- **Given request**
Transcribe every entry word for word, leaving out all images.

- **Recorded data**
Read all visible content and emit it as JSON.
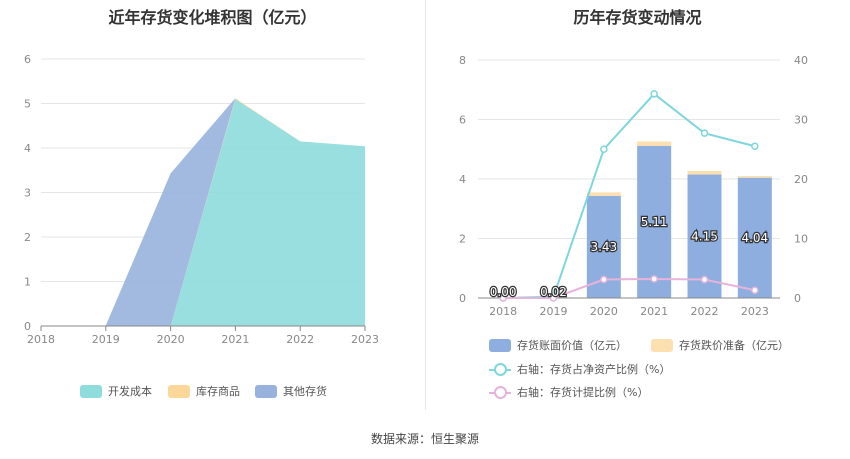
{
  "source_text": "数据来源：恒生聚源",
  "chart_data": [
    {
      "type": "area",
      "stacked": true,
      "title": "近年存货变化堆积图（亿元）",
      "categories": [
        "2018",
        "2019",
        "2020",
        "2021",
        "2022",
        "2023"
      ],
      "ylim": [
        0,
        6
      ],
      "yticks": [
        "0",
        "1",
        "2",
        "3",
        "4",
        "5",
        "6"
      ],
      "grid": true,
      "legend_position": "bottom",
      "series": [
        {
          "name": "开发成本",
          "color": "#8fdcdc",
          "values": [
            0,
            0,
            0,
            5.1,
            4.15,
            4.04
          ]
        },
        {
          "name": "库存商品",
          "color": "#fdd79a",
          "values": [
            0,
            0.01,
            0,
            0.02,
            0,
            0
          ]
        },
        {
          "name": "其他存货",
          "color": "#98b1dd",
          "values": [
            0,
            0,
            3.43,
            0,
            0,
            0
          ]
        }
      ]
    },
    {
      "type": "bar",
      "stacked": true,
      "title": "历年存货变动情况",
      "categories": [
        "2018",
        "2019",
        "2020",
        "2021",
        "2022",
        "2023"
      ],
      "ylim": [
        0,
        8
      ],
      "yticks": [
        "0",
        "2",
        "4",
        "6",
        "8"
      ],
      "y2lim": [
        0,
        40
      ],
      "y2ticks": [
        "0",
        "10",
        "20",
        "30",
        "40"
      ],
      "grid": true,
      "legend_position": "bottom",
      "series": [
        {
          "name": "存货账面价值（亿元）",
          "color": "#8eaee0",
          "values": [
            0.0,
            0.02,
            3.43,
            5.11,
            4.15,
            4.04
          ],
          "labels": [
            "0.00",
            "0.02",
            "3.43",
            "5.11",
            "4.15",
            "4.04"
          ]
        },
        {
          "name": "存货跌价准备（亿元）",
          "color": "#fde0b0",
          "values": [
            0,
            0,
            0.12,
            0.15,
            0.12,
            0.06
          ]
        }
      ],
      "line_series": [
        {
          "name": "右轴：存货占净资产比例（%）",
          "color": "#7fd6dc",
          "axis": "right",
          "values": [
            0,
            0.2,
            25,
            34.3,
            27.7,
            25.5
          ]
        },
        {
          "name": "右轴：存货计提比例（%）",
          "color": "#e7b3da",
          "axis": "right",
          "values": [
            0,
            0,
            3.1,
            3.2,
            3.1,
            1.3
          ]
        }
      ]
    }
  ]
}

- **Solution**
Read all visible content and emit it as JSON.
{
  "source_text": "数据来源：恒生聚源",
  "chart_data": [
    {
      "type": "area",
      "stacked": true,
      "title": "近年存货变化堆积图（亿元）",
      "categories": [
        "2018",
        "2019",
        "2020",
        "2021",
        "2022",
        "2023"
      ],
      "ylim": [
        0,
        6
      ],
      "yticks": [
        "0",
        "1",
        "2",
        "3",
        "4",
        "5",
        "6"
      ],
      "grid": true,
      "legend_position": "bottom",
      "series": [
        {
          "name": "开发成本",
          "color": "#8fdcdc",
          "values": [
            0,
            0,
            0,
            5.1,
            4.15,
            4.04
          ]
        },
        {
          "name": "库存商品",
          "color": "#fdd79a",
          "values": [
            0,
            0.01,
            0,
            0.02,
            0,
            0
          ]
        },
        {
          "name": "其他存货",
          "color": "#98b1dd",
          "values": [
            0,
            0,
            3.43,
            0,
            0,
            0
          ]
        }
      ]
    },
    {
      "type": "bar",
      "stacked": true,
      "title": "历年存货变动情况",
      "categories": [
        "2018",
        "2019",
        "2020",
        "2021",
        "2022",
        "2023"
      ],
      "ylim": [
        0,
        8
      ],
      "yticks": [
        "0",
        "2",
        "4",
        "6",
        "8"
      ],
      "y2lim": [
        0,
        40
      ],
      "y2ticks": [
        "0",
        "10",
        "20",
        "30",
        "40"
      ],
      "grid": true,
      "legend_position": "bottom",
      "series": [
        {
          "name": "存货账面价值（亿元）",
          "color": "#8eaee0",
          "values": [
            0.0,
            0.02,
            3.43,
            5.11,
            4.15,
            4.04
          ],
          "labels": [
            "0.00",
            "0.02",
            "3.43",
            "5.11",
            "4.15",
            "4.04"
          ]
        },
        {
          "name": "存货跌价准备（亿元）",
          "color": "#fde0b0",
          "values": [
            0,
            0,
            0.12,
            0.15,
            0.12,
            0.06
          ]
        }
      ],
      "line_series": [
        {
          "name": "右轴：存货占净资产比例（%）",
          "color": "#7fd6dc",
          "axis": "right",
          "values": [
            0,
            0.2,
            25,
            34.3,
            27.7,
            25.5
          ]
        },
        {
          "name": "右轴：存货计提比例（%）",
          "color": "#e7b3da",
          "axis": "right",
          "values": [
            0,
            0,
            3.1,
            3.2,
            3.1,
            1.3
          ]
        }
      ]
    }
  ]
}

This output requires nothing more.